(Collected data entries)
_ _ _ _ _ _ _
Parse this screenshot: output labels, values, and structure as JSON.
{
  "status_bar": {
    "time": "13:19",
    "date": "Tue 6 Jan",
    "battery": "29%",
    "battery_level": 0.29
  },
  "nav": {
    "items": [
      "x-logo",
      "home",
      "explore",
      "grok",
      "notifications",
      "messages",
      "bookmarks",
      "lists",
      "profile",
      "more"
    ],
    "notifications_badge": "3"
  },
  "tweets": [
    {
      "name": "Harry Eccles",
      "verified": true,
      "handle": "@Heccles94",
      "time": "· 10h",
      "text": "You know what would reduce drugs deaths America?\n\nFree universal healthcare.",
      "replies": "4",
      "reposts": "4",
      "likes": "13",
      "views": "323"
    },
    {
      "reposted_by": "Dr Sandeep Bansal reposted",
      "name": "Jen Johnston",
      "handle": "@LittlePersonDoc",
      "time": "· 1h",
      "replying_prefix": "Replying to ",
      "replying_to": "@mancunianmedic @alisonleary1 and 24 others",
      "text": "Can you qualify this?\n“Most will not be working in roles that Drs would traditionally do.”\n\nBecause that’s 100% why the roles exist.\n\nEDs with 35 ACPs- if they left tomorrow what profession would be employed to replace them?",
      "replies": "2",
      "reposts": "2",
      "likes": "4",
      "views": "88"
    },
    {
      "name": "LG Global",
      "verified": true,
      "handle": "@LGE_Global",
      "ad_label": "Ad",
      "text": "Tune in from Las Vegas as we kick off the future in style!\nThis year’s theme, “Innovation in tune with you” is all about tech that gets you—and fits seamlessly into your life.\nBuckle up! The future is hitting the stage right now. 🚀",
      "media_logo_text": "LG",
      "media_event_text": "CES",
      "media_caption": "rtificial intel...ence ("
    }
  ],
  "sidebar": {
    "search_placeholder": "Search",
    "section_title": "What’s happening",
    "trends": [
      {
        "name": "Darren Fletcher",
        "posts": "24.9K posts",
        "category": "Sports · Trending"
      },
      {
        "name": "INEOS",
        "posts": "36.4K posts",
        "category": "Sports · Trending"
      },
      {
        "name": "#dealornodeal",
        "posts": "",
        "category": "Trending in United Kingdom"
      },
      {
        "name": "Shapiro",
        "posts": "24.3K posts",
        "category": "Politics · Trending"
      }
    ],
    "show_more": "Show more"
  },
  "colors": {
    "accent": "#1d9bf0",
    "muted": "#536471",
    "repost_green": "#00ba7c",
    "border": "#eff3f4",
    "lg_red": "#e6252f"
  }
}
_ _ _ _ _ _ _
* [Requirements]: Repeat every entry word for word.

* [Expected answer]:
Parse this screenshot: output labels, values, and structure as JSON.
{
  "status_bar": {
    "time": "13:19",
    "date": "Tue 6 Jan",
    "battery": "29%",
    "battery_level": 0.29
  },
  "nav": {
    "items": [
      "x-logo",
      "home",
      "explore",
      "grok",
      "notifications",
      "messages",
      "bookmarks",
      "lists",
      "profile",
      "more"
    ],
    "notifications_badge": "3"
  },
  "tweets": [
    {
      "name": "Harry Eccles",
      "verified": true,
      "handle": "@Heccles94",
      "time": "· 10h",
      "text": "You know what would reduce drugs deaths America?\n\nFree universal healthcare.",
      "replies": "4",
      "reposts": "4",
      "likes": "13",
      "views": "323"
    },
    {
      "reposted_by": "Dr Sandeep Bansal reposted",
      "name": "Jen Johnston",
      "handle": "@LittlePersonDoc",
      "time": "· 1h",
      "replying_prefix": "Replying to ",
      "replying_to": "@mancunianmedic @alisonleary1 and 24 others",
      "text": "Can you qualify this?\n“Most will not be working in roles that Drs would traditionally do.”\n\nBecause that’s 100% why the roles exist.\n\nEDs with 35 ACPs- if they left tomorrow what profession would be employed to replace them?",
      "replies": "2",
      "reposts": "2",
      "likes": "4",
      "views": "88"
    },
    {
      "name": "LG Global",
      "verified": true,
      "handle": "@LGE_Global",
      "ad_label": "Ad",
      "text": "Tune in from Las Vegas as we kick off the future in style!\nThis year’s theme, “Innovation in tune with you” is all about tech that gets you—and fits seamlessly into your life.\nBuckle up! The future is hitting the stage right now. 🚀",
      "media_logo_text": "LG",
      "media_event_text": "CES",
      "media_caption": "rtificial intel...ence ("
    }
  ],
  "sidebar": {
    "search_placeholder": "Search",
    "section_title": "What’s happening",
    "trends": [
      {
        "name": "Darren Fletcher",
        "posts": "24.9K posts",
        "category": "Sports · Trending"
      },
      {
        "name": "INEOS",
        "posts": "36.4K posts",
        "category": "Sports · Trending"
      },
      {
        "name": "#dealornodeal",
        "posts": "",
        "category": "Trending in United Kingdom"
      },
      {
        "name": "Shapiro",
        "posts": "24.3K posts",
        "category": "Politics · Trending"
      }
    ],
    "show_more": "Show more"
  },
  "colors": {
    "accent": "#1d9bf0",
    "muted": "#536471",
    "repost_green": "#00ba7c",
    "border": "#eff3f4",
    "lg_red": "#e6252f"
  }
}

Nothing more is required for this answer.